▶ [Your objective]
Read the records below and copy each line that contains "quite".

>> start Data records

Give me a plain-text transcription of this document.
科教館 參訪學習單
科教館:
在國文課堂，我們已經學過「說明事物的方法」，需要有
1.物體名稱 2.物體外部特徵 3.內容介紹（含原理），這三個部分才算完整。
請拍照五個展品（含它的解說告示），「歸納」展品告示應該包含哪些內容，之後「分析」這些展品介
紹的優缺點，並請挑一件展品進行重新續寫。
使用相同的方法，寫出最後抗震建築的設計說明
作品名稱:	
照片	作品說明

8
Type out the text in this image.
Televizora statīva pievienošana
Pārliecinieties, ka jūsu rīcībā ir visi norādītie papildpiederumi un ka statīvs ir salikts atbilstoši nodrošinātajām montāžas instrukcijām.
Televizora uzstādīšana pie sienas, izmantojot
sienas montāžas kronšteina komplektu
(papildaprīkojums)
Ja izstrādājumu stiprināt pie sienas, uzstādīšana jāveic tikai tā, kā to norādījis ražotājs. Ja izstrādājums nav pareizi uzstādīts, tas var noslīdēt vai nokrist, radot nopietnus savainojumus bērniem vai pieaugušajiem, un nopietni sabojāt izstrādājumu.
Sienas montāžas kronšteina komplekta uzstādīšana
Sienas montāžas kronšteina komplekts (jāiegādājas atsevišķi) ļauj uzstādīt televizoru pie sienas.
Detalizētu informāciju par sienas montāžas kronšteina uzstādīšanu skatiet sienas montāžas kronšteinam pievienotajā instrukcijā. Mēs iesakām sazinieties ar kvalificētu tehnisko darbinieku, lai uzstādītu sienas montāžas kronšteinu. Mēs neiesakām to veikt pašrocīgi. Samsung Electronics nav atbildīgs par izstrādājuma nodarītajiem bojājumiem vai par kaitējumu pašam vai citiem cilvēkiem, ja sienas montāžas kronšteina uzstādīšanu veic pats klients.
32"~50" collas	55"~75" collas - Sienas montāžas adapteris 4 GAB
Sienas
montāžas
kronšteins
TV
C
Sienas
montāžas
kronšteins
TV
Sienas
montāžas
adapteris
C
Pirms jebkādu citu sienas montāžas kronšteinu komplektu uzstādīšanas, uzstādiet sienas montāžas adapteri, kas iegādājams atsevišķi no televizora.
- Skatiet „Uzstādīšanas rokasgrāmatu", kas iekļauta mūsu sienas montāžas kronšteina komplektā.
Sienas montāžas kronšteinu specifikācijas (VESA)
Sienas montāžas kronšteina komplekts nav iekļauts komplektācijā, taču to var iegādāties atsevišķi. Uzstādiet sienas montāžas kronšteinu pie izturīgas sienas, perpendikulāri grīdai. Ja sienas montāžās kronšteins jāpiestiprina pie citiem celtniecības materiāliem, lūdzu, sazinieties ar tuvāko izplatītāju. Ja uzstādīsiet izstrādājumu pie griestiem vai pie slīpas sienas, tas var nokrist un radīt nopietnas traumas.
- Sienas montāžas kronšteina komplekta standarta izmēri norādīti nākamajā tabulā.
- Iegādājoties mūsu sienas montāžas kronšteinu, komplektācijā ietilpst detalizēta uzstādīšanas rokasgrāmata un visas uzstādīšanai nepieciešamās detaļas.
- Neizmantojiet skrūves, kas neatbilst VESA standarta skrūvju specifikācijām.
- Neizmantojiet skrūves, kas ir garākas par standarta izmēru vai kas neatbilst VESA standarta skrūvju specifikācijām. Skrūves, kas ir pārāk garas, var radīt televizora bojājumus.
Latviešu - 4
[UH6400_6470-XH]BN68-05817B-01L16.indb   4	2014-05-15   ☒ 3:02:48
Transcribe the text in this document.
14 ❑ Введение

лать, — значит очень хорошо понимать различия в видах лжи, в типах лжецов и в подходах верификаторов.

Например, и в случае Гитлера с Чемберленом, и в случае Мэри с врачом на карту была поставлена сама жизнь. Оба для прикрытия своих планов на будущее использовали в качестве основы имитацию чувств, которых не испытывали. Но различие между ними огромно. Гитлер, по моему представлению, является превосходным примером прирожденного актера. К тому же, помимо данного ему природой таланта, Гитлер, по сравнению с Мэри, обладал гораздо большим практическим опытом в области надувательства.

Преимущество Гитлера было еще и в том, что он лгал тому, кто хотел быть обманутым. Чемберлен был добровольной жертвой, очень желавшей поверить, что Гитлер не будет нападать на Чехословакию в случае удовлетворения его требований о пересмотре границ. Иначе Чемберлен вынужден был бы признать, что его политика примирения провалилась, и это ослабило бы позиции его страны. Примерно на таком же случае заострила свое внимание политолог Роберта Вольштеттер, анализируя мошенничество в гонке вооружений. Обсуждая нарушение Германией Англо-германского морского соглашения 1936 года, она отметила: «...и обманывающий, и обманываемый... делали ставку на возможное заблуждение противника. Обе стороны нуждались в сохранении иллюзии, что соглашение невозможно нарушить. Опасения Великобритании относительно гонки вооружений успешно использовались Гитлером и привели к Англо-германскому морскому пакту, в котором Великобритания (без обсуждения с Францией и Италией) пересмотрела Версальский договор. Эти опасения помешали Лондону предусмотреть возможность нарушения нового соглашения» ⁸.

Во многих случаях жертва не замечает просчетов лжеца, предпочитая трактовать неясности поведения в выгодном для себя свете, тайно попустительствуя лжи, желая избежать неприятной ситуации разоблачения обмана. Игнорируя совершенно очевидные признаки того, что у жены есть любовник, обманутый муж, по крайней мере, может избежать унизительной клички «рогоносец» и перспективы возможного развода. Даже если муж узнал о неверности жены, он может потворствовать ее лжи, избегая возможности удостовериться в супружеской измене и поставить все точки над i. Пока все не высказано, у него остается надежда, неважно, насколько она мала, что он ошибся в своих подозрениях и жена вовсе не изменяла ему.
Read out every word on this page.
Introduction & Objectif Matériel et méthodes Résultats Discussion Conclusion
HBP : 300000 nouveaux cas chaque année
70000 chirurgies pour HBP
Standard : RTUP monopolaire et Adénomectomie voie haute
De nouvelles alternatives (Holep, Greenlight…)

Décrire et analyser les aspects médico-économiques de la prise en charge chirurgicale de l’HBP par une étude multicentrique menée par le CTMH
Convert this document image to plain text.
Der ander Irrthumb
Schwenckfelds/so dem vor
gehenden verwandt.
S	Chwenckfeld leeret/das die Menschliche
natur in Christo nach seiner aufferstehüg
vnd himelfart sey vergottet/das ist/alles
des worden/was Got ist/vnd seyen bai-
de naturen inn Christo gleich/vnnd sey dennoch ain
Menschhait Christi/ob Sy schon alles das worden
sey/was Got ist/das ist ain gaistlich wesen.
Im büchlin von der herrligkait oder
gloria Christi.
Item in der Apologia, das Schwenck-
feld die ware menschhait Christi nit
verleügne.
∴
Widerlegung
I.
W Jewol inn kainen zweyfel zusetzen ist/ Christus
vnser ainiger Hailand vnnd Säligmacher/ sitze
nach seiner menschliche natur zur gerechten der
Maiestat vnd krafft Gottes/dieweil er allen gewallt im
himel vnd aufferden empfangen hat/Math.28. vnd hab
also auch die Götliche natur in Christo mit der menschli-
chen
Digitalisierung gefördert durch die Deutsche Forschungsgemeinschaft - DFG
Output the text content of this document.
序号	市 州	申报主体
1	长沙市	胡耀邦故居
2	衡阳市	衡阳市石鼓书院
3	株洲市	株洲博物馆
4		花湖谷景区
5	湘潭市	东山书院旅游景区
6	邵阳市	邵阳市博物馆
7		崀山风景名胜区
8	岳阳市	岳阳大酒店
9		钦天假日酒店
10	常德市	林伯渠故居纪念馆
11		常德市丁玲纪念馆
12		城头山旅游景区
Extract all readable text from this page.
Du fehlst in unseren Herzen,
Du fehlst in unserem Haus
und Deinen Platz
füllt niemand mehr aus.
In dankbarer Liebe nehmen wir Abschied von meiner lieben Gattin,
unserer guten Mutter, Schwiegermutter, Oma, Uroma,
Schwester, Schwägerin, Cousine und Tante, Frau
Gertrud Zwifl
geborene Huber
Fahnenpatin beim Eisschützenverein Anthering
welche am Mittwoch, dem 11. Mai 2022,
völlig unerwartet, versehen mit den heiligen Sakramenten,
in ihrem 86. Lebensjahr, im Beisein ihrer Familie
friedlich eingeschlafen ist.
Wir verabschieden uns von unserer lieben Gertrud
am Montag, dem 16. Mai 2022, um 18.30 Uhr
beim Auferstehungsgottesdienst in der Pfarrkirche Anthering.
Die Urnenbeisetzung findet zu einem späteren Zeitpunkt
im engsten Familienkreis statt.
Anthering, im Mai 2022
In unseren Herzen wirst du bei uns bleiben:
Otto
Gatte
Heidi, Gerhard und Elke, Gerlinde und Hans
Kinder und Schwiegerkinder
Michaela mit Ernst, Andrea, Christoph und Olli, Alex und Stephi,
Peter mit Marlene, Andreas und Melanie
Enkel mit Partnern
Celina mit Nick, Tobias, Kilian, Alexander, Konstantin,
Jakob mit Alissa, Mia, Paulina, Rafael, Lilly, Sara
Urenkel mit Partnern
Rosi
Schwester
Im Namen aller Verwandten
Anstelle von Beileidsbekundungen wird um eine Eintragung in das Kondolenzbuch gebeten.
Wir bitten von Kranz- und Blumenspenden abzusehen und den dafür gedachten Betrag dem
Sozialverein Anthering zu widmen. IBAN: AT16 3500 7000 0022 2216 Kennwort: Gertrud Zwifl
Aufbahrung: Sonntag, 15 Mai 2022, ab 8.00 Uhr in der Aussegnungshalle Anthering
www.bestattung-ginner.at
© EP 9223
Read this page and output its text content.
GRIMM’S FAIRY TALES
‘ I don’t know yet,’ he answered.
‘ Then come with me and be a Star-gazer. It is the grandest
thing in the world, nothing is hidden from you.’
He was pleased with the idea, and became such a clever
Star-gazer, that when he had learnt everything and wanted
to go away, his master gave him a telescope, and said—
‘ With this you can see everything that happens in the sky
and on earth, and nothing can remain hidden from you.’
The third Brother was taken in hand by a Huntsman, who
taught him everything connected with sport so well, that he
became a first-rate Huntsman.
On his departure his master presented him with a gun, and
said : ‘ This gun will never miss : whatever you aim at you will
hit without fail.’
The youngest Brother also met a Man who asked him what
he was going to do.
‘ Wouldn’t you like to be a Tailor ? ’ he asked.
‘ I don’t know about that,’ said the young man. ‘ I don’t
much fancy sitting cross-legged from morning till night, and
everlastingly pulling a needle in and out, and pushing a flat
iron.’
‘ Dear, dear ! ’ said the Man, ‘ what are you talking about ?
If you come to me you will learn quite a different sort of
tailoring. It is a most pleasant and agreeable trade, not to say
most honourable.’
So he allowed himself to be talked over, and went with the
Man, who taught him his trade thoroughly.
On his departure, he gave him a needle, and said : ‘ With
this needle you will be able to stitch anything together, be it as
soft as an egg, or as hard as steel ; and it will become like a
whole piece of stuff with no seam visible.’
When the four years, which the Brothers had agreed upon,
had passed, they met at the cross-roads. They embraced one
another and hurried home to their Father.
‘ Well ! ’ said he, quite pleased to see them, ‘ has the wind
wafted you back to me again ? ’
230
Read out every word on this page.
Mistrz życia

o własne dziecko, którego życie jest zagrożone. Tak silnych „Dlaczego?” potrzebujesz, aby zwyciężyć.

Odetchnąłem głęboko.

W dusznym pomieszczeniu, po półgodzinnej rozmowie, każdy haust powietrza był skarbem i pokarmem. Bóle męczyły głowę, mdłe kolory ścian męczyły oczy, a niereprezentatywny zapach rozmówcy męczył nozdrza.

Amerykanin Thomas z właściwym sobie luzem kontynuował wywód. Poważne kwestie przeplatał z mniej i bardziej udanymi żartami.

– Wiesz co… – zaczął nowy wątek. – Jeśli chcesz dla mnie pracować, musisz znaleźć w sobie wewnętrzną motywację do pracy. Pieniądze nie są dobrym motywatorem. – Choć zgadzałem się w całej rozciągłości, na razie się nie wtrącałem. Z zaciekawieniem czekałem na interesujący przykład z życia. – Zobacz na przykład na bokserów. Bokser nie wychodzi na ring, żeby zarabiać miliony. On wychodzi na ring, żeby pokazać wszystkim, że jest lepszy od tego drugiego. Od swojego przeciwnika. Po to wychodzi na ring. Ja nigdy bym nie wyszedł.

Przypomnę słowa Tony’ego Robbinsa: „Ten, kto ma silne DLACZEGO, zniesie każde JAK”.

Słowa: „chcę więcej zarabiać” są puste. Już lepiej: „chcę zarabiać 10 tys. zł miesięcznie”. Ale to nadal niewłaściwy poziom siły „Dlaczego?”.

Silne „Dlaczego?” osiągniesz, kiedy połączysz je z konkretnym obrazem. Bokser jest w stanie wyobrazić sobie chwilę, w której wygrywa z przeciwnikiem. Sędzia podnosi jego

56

>> end Data records

▶ [Worked answer]
If you come to me you will learn quite a different sort of
‘ Well ! ’ said he, quite pleased to see them, ‘ has the wind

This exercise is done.